◆ **To be done**: Exact reproduction is required for all entries.
━━━━━━━━
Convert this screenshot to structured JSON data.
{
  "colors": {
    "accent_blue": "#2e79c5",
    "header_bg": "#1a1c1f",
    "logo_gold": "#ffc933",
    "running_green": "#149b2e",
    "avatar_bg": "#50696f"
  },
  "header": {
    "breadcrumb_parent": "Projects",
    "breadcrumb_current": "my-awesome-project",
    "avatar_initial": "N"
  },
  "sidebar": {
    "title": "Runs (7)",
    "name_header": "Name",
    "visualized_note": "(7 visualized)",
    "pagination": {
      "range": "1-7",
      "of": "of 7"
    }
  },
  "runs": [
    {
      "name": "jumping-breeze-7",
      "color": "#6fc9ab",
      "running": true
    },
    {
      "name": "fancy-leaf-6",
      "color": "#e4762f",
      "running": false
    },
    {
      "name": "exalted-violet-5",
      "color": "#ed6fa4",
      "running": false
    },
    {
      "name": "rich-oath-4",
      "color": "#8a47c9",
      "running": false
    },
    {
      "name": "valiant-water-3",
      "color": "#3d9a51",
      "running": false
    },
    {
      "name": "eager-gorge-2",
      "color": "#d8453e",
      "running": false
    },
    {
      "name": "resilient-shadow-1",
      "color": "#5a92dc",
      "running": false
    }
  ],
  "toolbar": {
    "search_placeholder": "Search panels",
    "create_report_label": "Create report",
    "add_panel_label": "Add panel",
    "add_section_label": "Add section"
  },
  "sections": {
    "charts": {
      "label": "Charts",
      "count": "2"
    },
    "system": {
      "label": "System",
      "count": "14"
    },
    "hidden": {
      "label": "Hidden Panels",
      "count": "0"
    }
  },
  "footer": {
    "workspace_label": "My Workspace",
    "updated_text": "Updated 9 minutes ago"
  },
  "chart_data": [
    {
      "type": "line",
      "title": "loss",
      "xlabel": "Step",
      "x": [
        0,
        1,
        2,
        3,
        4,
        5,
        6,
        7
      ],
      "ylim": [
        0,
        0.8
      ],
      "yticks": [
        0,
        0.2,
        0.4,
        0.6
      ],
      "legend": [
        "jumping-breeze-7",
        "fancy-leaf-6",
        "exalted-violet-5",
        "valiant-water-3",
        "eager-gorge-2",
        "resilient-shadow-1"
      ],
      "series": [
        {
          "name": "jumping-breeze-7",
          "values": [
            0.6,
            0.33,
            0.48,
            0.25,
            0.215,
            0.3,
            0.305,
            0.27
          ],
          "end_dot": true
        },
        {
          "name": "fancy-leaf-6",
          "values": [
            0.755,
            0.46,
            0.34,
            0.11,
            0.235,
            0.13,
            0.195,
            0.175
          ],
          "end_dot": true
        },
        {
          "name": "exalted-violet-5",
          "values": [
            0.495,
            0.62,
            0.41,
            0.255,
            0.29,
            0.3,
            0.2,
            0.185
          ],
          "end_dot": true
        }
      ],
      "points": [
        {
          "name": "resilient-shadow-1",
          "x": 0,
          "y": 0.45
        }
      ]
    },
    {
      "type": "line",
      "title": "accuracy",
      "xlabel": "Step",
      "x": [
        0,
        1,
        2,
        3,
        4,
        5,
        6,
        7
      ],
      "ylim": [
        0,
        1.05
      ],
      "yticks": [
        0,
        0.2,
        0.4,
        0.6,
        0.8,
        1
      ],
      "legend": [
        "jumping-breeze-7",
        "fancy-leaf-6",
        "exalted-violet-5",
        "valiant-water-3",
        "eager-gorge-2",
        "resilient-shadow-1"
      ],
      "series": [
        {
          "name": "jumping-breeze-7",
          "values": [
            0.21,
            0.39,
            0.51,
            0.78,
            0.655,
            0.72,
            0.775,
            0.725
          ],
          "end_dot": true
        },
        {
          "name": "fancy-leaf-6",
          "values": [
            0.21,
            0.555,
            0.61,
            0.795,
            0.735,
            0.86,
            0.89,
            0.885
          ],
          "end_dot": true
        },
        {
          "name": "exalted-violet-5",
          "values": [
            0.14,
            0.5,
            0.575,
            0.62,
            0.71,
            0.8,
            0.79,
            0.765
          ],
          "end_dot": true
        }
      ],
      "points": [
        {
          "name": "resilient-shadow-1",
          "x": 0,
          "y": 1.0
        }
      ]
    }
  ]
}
━━━━━━━━
◆ **Solved exercise**:
Convert this screenshot to structured JSON data.
{
  "colors": {
    "accent_blue": "#2e79c5",
    "header_bg": "#1a1c1f",
    "logo_gold": "#ffc933",
    "running_green": "#149b2e",
    "avatar_bg": "#50696f"
  },
  "header": {
    "breadcrumb_parent": "Projects",
    "breadcrumb_current": "my-awesome-project",
    "avatar_initial": "N"
  },
  "sidebar": {
    "title": "Runs (7)",
    "name_header": "Name",
    "visualized_note": "(7 visualized)",
    "pagination": {
      "range": "1-7",
      "of": "of 7"
    }
  },
  "runs": [
    {
      "name": "jumping-breeze-7",
      "color": "#6fc9ab",
      "running": true
    },
    {
      "name": "fancy-leaf-6",
      "color": "#e4762f",
      "running": false
    },
    {
      "name": "exalted-violet-5",
      "color": "#ed6fa4",
      "running": false
    },
    {
      "name": "rich-oath-4",
      "color": "#8a47c9",
      "running": false
    },
    {
      "name": "valiant-water-3",
      "color": "#3d9a51",
      "running": false
    },
    {
      "name": "eager-gorge-2",
      "color": "#d8453e",
      "running": false
    },
    {
      "name": "resilient-shadow-1",
      "color": "#5a92dc",
      "running": false
    }
  ],
  "toolbar": {
    "search_placeholder": "Search panels",
    "create_report_label": "Create report",
    "add_panel_label": "Add panel",
    "add_section_label": "Add section"
  },
  "sections": {
    "charts": {
      "label": "Charts",
      "count": "2"
    },
    "system": {
      "label": "System",
      "count": "14"
    },
    "hidden": {
      "label": "Hidden Panels",
      "count": "0"
    }
  },
  "footer": {
    "workspace_label": "My Workspace",
    "updated_text": "Updated 9 minutes ago"
  },
  "chart_data": [
    {
      "type": "line",
      "title": "loss",
      "xlabel": "Step",
      "x": [
        0,
        1,
        2,
        3,
        4,
        5,
        6,
        7
      ],
      "ylim": [
        0,
        0.8
      ],
      "yticks": [
        0,
        0.2,
        0.4,
        0.6
      ],
      "legend": [
        "jumping-breeze-7",
        "fancy-leaf-6",
        "exalted-violet-5",
        "valiant-water-3",
        "eager-gorge-2",
        "resilient-shadow-1"
      ],
      "series": [
        {
          "name": "jumping-breeze-7",
          "values": [
            0.6,
            0.33,
            0.48,
            0.25,
            0.215,
            0.3,
            0.305,
            0.27
          ],
          "end_dot": true
        },
        {
          "name": "fancy-leaf-6",
          "values": [
            0.755,
            0.46,
            0.34,
            0.11,
            0.235,
            0.13,
            0.195,
            0.175
          ],
          "end_dot": true
        },
        {
          "name": "exalted-violet-5",
          "values": [
            0.495,
            0.62,
            0.41,
            0.255,
            0.29,
            0.3,
            0.2,
            0.185
          ],
          "end_dot": true
        }
      ],
      "points": [
        {
          "name": "resilient-shadow-1",
          "x": 0,
          "y": 0.45
        }
      ]
    },
    {
      "type": "line",
      "title": "accuracy",
      "xlabel": "Step",
      "x": [
        0,
        1,
        2,
        3,
        4,
        5,
        6,
        7
      ],
      "ylim": [
        0,
        1.05
      ],
      "yticks": [
        0,
        0.2,
        0.4,
        0.6,
        0.8,
        1
      ],
      "legend": [
        "jumping-breeze-7",
        "fancy-leaf-6",
        "exalted-violet-5",
        "valiant-water-3",
        "eager-gorge-2",
        "resilient-shadow-1"
      ],
      "series": [
        {
          "name": "jumping-breeze-7",
          "values": [
            0.21,
            0.39,
            0.51,
            0.78,
            0.655,
            0.72,
            0.775,
            0.725
          ],
          "end_dot": true
        },
        {
          "name": "fancy-leaf-6",
          "values": [
            0.21,
            0.555,
            0.61,
            0.795,
            0.735,
            0.86,
            0.89,
            0.885
          ],
          "end_dot": true
        },
        {
          "name": "exalted-violet-5",
          "values": [
            0.14,
            0.5,
            0.575,
            0.62,
            0.71,
            0.8,
            0.79,
            0.765
          ],
          "end_dot": true
        }
      ],
      "points": [
        {
          "name": "resilient-shadow-1",
          "x": 0,
          "y": 1.0
        }
      ]
    }
  ]
}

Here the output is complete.